*Problem description*: Please set out everything from the first line down to the line containing "legend-swatch xyxy=(809,1769,825,1786)", inclusive, as a Markdown table with the columns Row and Line, numbering each row and omitting any blank lines. Include no other lines.

*Records shown*:
|---|
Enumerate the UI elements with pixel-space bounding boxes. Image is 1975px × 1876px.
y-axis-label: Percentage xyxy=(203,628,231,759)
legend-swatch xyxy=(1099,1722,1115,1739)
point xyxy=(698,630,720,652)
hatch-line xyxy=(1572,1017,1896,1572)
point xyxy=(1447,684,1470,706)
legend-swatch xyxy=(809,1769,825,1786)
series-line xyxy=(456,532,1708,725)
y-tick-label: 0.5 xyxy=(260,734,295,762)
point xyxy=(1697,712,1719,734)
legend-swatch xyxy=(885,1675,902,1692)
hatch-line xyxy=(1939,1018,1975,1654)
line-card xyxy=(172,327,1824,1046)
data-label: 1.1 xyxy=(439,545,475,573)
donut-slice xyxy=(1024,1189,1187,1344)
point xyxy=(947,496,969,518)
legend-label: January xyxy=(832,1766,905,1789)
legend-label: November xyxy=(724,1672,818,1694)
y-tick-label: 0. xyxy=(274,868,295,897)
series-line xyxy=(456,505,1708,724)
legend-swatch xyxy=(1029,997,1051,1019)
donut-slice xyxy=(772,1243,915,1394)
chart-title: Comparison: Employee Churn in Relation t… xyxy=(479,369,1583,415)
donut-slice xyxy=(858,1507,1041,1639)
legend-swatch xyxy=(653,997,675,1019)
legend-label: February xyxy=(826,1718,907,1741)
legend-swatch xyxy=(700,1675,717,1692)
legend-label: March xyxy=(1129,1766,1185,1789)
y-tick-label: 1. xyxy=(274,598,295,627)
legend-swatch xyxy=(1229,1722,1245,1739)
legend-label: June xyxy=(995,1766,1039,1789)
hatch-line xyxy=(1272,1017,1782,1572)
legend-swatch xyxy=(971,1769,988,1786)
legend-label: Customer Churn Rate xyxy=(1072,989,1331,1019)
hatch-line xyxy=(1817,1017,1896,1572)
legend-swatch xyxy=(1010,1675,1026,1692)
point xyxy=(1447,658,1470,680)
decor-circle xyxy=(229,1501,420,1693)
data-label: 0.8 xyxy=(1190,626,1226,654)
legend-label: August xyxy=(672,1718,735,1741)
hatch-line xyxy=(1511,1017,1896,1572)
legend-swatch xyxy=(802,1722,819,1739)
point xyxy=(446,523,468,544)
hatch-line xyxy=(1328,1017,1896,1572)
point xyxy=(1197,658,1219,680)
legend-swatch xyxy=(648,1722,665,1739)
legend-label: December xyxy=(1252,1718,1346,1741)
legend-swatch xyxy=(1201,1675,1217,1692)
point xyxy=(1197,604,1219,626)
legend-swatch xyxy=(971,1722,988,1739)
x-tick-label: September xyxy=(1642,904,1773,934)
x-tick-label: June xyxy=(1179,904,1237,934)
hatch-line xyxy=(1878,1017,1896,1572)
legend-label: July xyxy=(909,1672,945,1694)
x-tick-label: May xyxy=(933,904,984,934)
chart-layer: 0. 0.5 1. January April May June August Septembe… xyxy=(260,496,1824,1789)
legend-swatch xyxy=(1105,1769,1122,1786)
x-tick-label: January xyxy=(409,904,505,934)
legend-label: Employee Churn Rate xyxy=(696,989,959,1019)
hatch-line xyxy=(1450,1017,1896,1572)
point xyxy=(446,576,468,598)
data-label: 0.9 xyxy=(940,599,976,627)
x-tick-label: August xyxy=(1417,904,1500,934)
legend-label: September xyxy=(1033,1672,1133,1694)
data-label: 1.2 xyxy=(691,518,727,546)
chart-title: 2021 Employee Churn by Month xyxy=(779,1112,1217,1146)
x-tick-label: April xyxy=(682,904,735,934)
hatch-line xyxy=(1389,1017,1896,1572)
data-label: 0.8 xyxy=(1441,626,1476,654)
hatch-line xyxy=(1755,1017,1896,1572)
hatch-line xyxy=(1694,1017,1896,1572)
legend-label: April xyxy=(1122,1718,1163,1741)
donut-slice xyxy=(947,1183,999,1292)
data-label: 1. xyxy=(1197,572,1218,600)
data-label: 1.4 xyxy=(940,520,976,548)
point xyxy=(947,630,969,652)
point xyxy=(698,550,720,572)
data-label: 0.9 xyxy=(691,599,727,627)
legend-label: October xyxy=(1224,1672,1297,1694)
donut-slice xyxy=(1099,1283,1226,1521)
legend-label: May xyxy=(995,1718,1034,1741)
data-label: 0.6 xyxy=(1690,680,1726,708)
|---|
*Output of the task*:
| Row | Line |
|---|---|
| 1 | Enumerate the UI elements with pixel-space bounding boxes. Image is 1975px × 1876px. |
| 2 | y-axis-label: Percentage xyxy=(203,628,231,759) |
| 3 | legend-swatch xyxy=(1099,1722,1115,1739) |
| 4 | point xyxy=(698,630,720,652) |
| 5 | hatch-line xyxy=(1572,1017,1896,1572) |
| 6 | point xyxy=(1447,684,1470,706) |
| 7 | legend-swatch xyxy=(809,1769,825,1786) |